=== Brief ===
Filter the records below down to lines containing "bottom".

=== Available records ===
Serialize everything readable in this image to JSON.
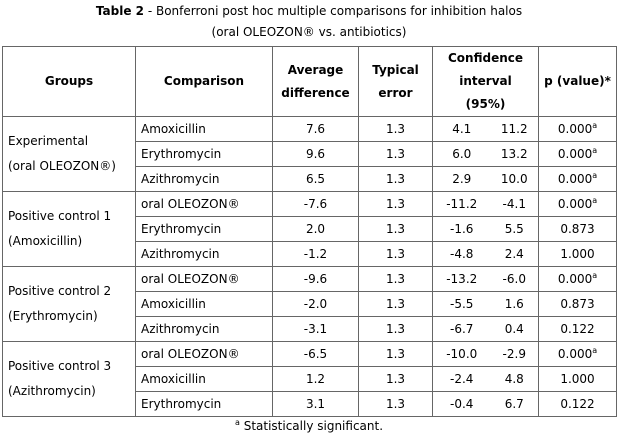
{
  "title": {
    "label": "Table 2",
    "line1": " - Bonferroni post hoc multiple comparisons for inhibition halos",
    "line2": "(oral OLEOZON® vs. antibiotics)"
  },
  "table": {
    "headers": [
      "Groups",
      "Comparison",
      "Average difference",
      "Typical error",
      "Confidence interval (95%)",
      "p (value)*"
    ],
    "groups": [
      {
        "name": [
          "Experimental",
          "(oral OLEOZON®)"
        ],
        "rows": [
          {
            "comparison": "Amoxicillin",
            "average_difference": "7.6",
            "typical_error": "1.3",
            "ci_low": "4.1",
            "ci_high": "11.2",
            "p": {
              "value": "0.000",
              "note": "a"
            }
          },
          {
            "comparison": "Erythromycin",
            "average_difference": "9.6",
            "typical_error": "1.3",
            "ci_low": "6.0",
            "ci_high": "13.2",
            "p": {
              "value": "0.000",
              "note": "a"
            }
          },
          {
            "comparison": "Azithromycin",
            "average_difference": "6.5",
            "typical_error": "1.3",
            "ci_low": "2.9",
            "ci_high": "10.0",
            "p": {
              "value": "0.000",
              "note": "a"
            }
          }
        ]
      },
      {
        "name": [
          "Positive control 1",
          "(Amoxicillin)"
        ],
        "rows": [
          {
            "comparison": "oral OLEOZON®",
            "average_difference": "-7.6",
            "typical_error": "1.3",
            "ci_low": "-11.2",
            "ci_high": "-4.1",
            "p": {
              "value": "0.000",
              "note": "a"
            }
          },
          {
            "comparison": "Erythromycin",
            "average_difference": "2.0",
            "typical_error": "1.3",
            "ci_low": "-1.6",
            "ci_high": "5.5",
            "p": {
              "value": "0.873"
            }
          },
          {
            "comparison": "Azithromycin",
            "average_difference": "-1.2",
            "typical_error": "1.3",
            "ci_low": "-4.8",
            "ci_high": "2.4",
            "p": {
              "value": "1.000"
            }
          }
        ]
      },
      {
        "name": [
          "Positive control 2",
          "(Erythromycin)"
        ],
        "rows": [
          {
            "comparison": "oral OLEOZON®",
            "average_difference": "-9.6",
            "typical_error": "1.3",
            "ci_low": "-13.2",
            "ci_high": "-6.0",
            "p": {
              "value": "0.000",
              "note": "a"
            }
          },
          {
            "comparison": "Amoxicillin",
            "average_difference": "-2.0",
            "typical_error": "1.3",
            "ci_low": "-5.5",
            "ci_high": "1.6",
            "p": {
              "value": "0.873"
            }
          },
          {
            "comparison": "Azithromycin",
            "average_difference": "-3.1",
            "typical_error": "1.3",
            "ci_low": "-6.7",
            "ci_high": "0.4",
            "p": {
              "value": "0.122"
            }
          }
        ]
      },
      {
        "name": [
          "Positive control 3",
          "(Azithromycin)"
        ],
        "rows": [
          {
            "comparison": "oral OLEOZON®",
            "average_difference": "-6.5",
            "typical_error": "1.3",
            "ci_low": "-10.0",
            "ci_high": "-2.9",
            "p": {
              "value": "0.000",
              "note": "a"
            }
          },
          {
            "comparison": "Amoxicillin",
            "average_difference": "1.2",
            "typical_error": "1.3",
            "ci_low": "-2.4",
            "ci_high": "4.8",
            "p": {
              "value": "1.000"
            }
          },
          {
            "comparison": "Erythromycin",
            "average_difference": "3.1",
            "typical_error": "1.3",
            "ci_low": "-0.4",
            "ci_high": "6.7",
            "p": {
              "value": "0.122"
            }
          }
        ]
      }
    ]
  },
  "footnote": {
    "mark": "a",
    "text": "Statistically significant."
  }
}
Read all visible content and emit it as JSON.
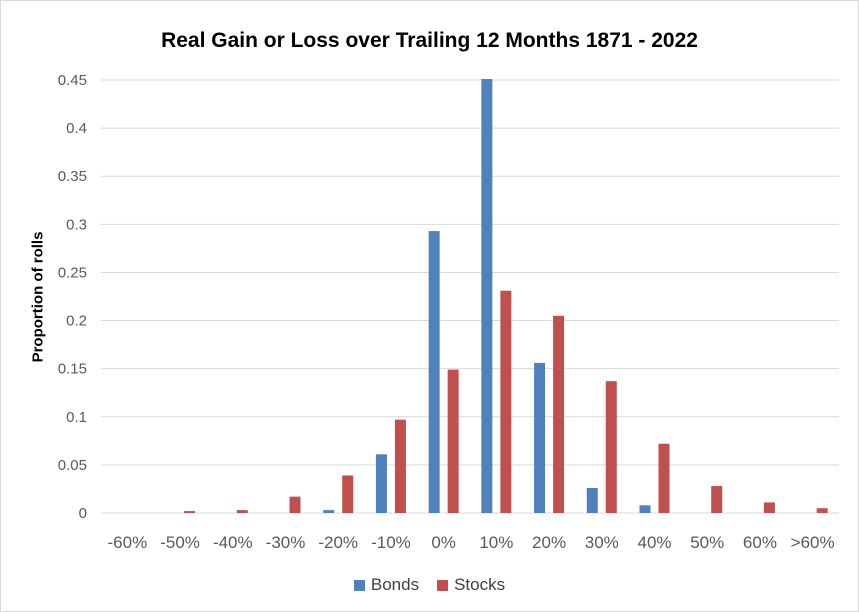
{
  "chart_data": {
    "type": "bar",
    "title": "Real Gain or Loss over Trailing 12 Months 1871 - 2022",
    "xlabel": "",
    "ylabel": "Proportion of rolls",
    "ylim": [
      0,
      0.45
    ],
    "yticks": [
      "0",
      "0.05",
      "0.1",
      "0.15",
      "0.2",
      "0.25",
      "0.3",
      "0.35",
      "0.4",
      "0.45"
    ],
    "categories": [
      "-60%",
      "-50%",
      "-40%",
      "-30%",
      "-20%",
      "-10%",
      "0%",
      "10%",
      "20%",
      "30%",
      "40%",
      "50%",
      "60%",
      ">60%"
    ],
    "series": [
      {
        "name": "Bonds",
        "color": "#4f81bd",
        "values": [
          0,
          0,
          0,
          0,
          0.003,
          0.061,
          0.293,
          0.451,
          0.156,
          0.026,
          0.008,
          0,
          0,
          0
        ]
      },
      {
        "name": "Stocks",
        "color": "#c0504d",
        "values": [
          0,
          0.002,
          0.003,
          0.017,
          0.039,
          0.097,
          0.149,
          0.231,
          0.205,
          0.137,
          0.072,
          0.028,
          0.011,
          0.005
        ]
      }
    ],
    "grid": true,
    "legend_position": "bottom"
  }
}
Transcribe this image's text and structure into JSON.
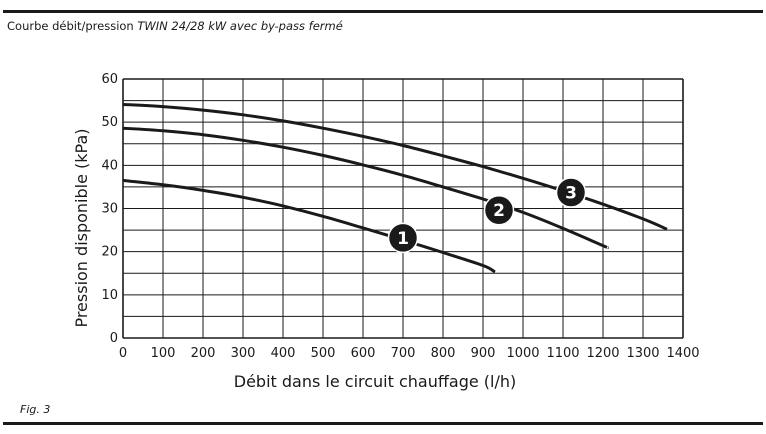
{
  "caption": {
    "lead": "Courbe débit/pression",
    "emphasis": "TWIN 24/28 kW avec by-pass fermé"
  },
  "figure_label": "Fig. 3",
  "chart_data": {
    "type": "line",
    "title": "Courbe débit/pression TWIN 24/28 kW avec by-pass fermé",
    "xlabel": "Débit dans le circuit chauffage (l/h)",
    "ylabel": "Pression disponible (kPa)",
    "xlim": [
      0,
      1400
    ],
    "ylim": [
      0,
      60
    ],
    "x_ticks": [
      0,
      100,
      200,
      300,
      400,
      500,
      600,
      700,
      800,
      900,
      1000,
      1100,
      1200,
      1300,
      1400
    ],
    "y_ticks": [
      0,
      10,
      20,
      30,
      40,
      50,
      60
    ],
    "grid_x_step": 100,
    "grid_y_step": 5,
    "grid": true,
    "line_color": "#1a1a1a",
    "series": [
      {
        "name": "1",
        "x": [
          0,
          100,
          200,
          300,
          400,
          500,
          600,
          700,
          800,
          900,
          930
        ],
        "y": [
          36.5,
          35.5,
          34.2,
          32.6,
          30.6,
          28.2,
          25.5,
          22.7,
          19.8,
          16.8,
          15.3
        ],
        "label_at": [
          700,
          23.2
        ]
      },
      {
        "name": "2",
        "x": [
          0,
          100,
          200,
          300,
          400,
          500,
          600,
          700,
          800,
          900,
          1000,
          1100,
          1200,
          1210
        ],
        "y": [
          48.6,
          48.0,
          47.1,
          45.8,
          44.2,
          42.3,
          40.1,
          37.7,
          35.0,
          32.2,
          29.1,
          25.4,
          21.4,
          21.0
        ],
        "label_at": [
          940,
          29.6
        ]
      },
      {
        "name": "3",
        "x": [
          0,
          100,
          200,
          300,
          400,
          500,
          600,
          700,
          800,
          900,
          1000,
          1100,
          1200,
          1300,
          1360
        ],
        "y": [
          54.1,
          53.6,
          52.8,
          51.7,
          50.3,
          48.6,
          46.7,
          44.6,
          42.2,
          39.7,
          37.0,
          34.1,
          31.0,
          27.6,
          25.2
        ],
        "label_at": [
          1120,
          33.7
        ]
      }
    ]
  }
}
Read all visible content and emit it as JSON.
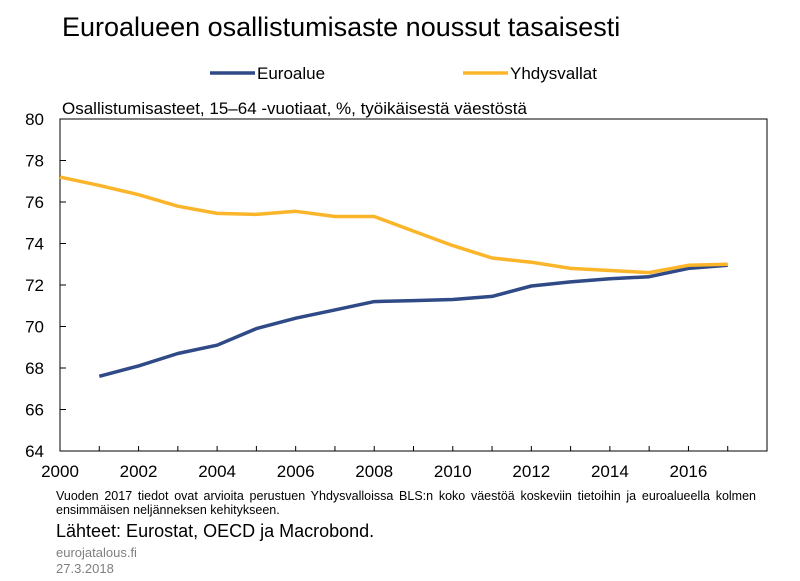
{
  "title": "Euroalueen osallistumisaste noussut tasaisesti",
  "note": "Vuoden 2017 tiedot ovat arvioita perustuen Yhdysvalloissa BLS:n koko väestöä koskeviin tietoihin ja euroalueella kolmen ensimmäisen neljänneksen kehitykseen.",
  "sources": "Lähteet: Eurostat, OECD ja Macrobond.",
  "site": "eurojatalous.fi",
  "date": "27.3.2018",
  "colors": {
    "euroalue": "#2f4a86",
    "yhdysvallat": "#fbb52a",
    "axis": "#000000"
  },
  "chart_data": {
    "type": "line",
    "title": "Euroalueen osallistumisaste noussut tasaisesti",
    "subtitle": "Osallistumisasteet, 15–64 -vuotiaat, %, työikäisestä väestöstä",
    "xlabel": "",
    "ylabel": "",
    "xlim": [
      2000,
      2018
    ],
    "ylim": [
      64,
      80
    ],
    "x_ticks": [
      2000,
      2002,
      2004,
      2006,
      2008,
      2010,
      2012,
      2014,
      2016
    ],
    "y_ticks": [
      64,
      66,
      68,
      70,
      72,
      74,
      76,
      78,
      80
    ],
    "grid": false,
    "legend_position": "top",
    "series": [
      {
        "name": "Euroalue",
        "color": "#2f4a86",
        "x": [
          2001,
          2002,
          2003,
          2004,
          2005,
          2006,
          2007,
          2008,
          2009,
          2010,
          2011,
          2012,
          2013,
          2014,
          2015,
          2016,
          2017
        ],
        "values": [
          67.6,
          68.1,
          68.7,
          69.1,
          69.9,
          70.4,
          70.8,
          71.2,
          71.25,
          71.3,
          71.45,
          71.95,
          72.15,
          72.3,
          72.4,
          72.8,
          72.95
        ]
      },
      {
        "name": "Yhdysvallat",
        "color": "#fbb52a",
        "x": [
          2000,
          2001,
          2002,
          2003,
          2004,
          2005,
          2006,
          2007,
          2008,
          2009,
          2010,
          2011,
          2012,
          2013,
          2014,
          2015,
          2016,
          2017
        ],
        "values": [
          77.2,
          76.8,
          76.35,
          75.8,
          75.45,
          75.4,
          75.55,
          75.3,
          75.3,
          74.6,
          73.9,
          73.3,
          73.1,
          72.8,
          72.7,
          72.6,
          72.95,
          73.0
        ]
      }
    ]
  }
}
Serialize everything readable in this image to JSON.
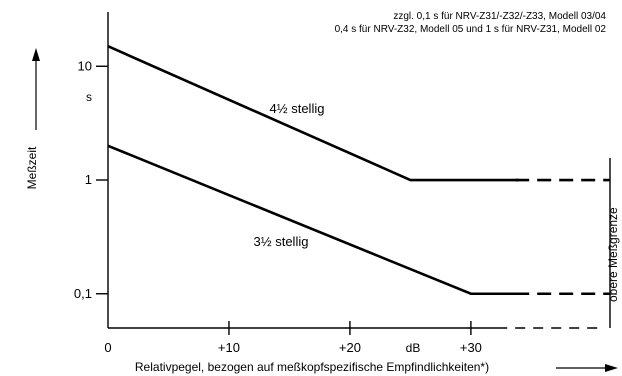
{
  "chart_data": {
    "type": "line",
    "title": "",
    "notes": [
      "zzgl. 0,1 s für NRV-Z31/-Z32/-Z33, Modell 03/04",
      "0,4 s für NRV-Z32, Modell 05 und 1 s für NRV-Z31, Modell 02"
    ],
    "xlabel": "Relativpegel, bezogen auf meßkopfspezifische Empfindlichkeiten*)",
    "ylabel": "Meßzeit",
    "yunit": "s",
    "xunit": "dB",
    "y_scale": "log",
    "xlim": [
      0,
      41.5
    ],
    "ylim": [
      0.05,
      30
    ],
    "x_ticks": [
      {
        "value": 0,
        "label": "0"
      },
      {
        "value": 10,
        "label": "+10"
      },
      {
        "value": 20,
        "label": "+20"
      },
      {
        "value": 30,
        "label": "+30"
      }
    ],
    "y_ticks": [
      {
        "value": 10,
        "label": "10"
      },
      {
        "value": 1,
        "label": "1"
      },
      {
        "value": 0.1,
        "label": "0,1"
      }
    ],
    "right_label": "obere Meßgrenze",
    "grid": false,
    "series": [
      {
        "name": "4½ stellig",
        "x": [
          0,
          25,
          34
        ],
        "y": [
          15,
          1,
          1
        ],
        "dashed_from": 33,
        "end_x": 41.5
      },
      {
        "name": "3½ stellig",
        "x": [
          0,
          30,
          34
        ],
        "y": [
          2,
          0.1,
          0.1
        ],
        "dashed_from": 33,
        "end_x": 41.5
      }
    ]
  }
}
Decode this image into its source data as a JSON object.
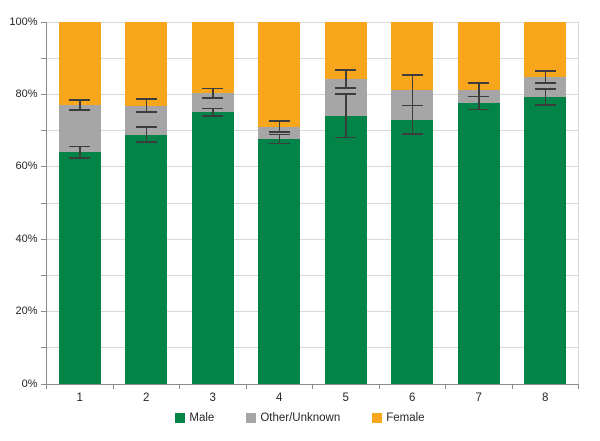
{
  "chart_data": {
    "type": "bar",
    "subtype": "stacked-100-percent-with-error-bars",
    "title": "",
    "categories": [
      "1",
      "2",
      "3",
      "4",
      "5",
      "6",
      "7",
      "8"
    ],
    "series": [
      {
        "name": "Male",
        "color": "#028449",
        "values": [
          64.0,
          68.9,
          75.1,
          67.7,
          74.1,
          73.0,
          77.6,
          79.3
        ]
      },
      {
        "name": "Other/Unknown",
        "color": "#A6A6A6",
        "values": [
          13.1,
          8.0,
          5.2,
          3.4,
          10.2,
          8.2,
          3.7,
          5.5
        ]
      },
      {
        "name": "Female",
        "color": "#F8A61B",
        "values": [
          22.9,
          23.1,
          19.7,
          28.9,
          15.7,
          18.8,
          18.7,
          15.2
        ]
      }
    ],
    "error_bars": [
      {
        "at": "male-top",
        "centers": [
          64.0,
          68.9,
          75.1,
          67.7,
          74.1,
          73.0,
          77.6,
          79.3
        ],
        "half_widths": [
          1.6,
          2.1,
          1.0,
          1.2,
          6.0,
          4.0,
          1.8,
          2.2
        ]
      },
      {
        "at": "other-top",
        "centers": [
          77.1,
          76.9,
          80.3,
          71.1,
          84.3,
          81.2,
          81.3,
          84.8
        ],
        "half_widths": [
          1.4,
          1.8,
          1.3,
          1.5,
          2.5,
          4.2,
          1.9,
          1.6
        ]
      }
    ],
    "y_axis": {
      "min": 0,
      "max": 100,
      "unit": "%",
      "major_step": 20,
      "minor_step": 10,
      "tick_labels": [
        "0%",
        "20%",
        "40%",
        "60%",
        "80%",
        "100%"
      ]
    },
    "x_axis": {
      "tick_labels": [
        "1",
        "2",
        "3",
        "4",
        "5",
        "6",
        "7",
        "8"
      ]
    },
    "legend": {
      "position": "bottom",
      "entries": [
        "Male",
        "Other/Unknown",
        "Female"
      ]
    },
    "grid": true,
    "ylim": [
      0,
      100
    ]
  },
  "colors": {
    "male": "#028449",
    "other_unknown": "#A6A6A6",
    "female": "#F8A61B",
    "gridline": "#D9D9D9",
    "axis": "#8C8C8C",
    "error_bar": "#3C3C3C",
    "text": "#262626",
    "background": "#FFFFFF"
  }
}
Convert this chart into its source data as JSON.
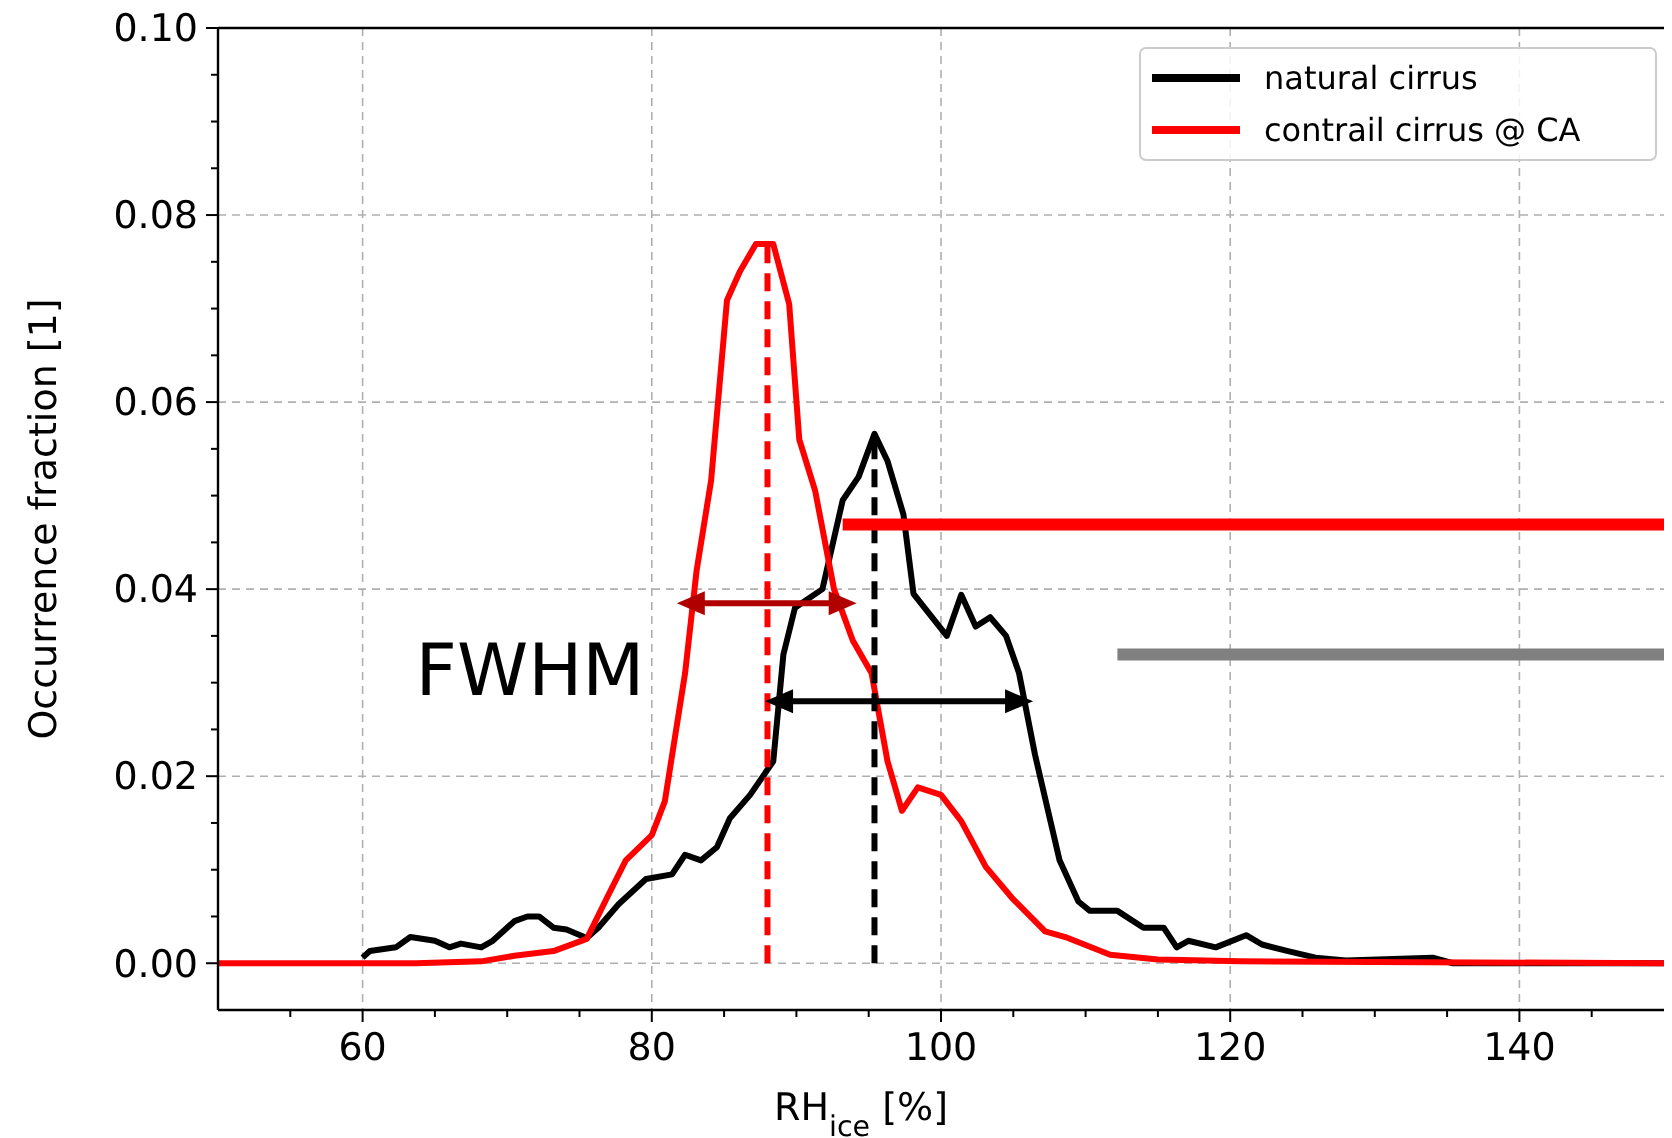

=== Task answer ===
    "legend_position": "bottom"
      "position": "bottom",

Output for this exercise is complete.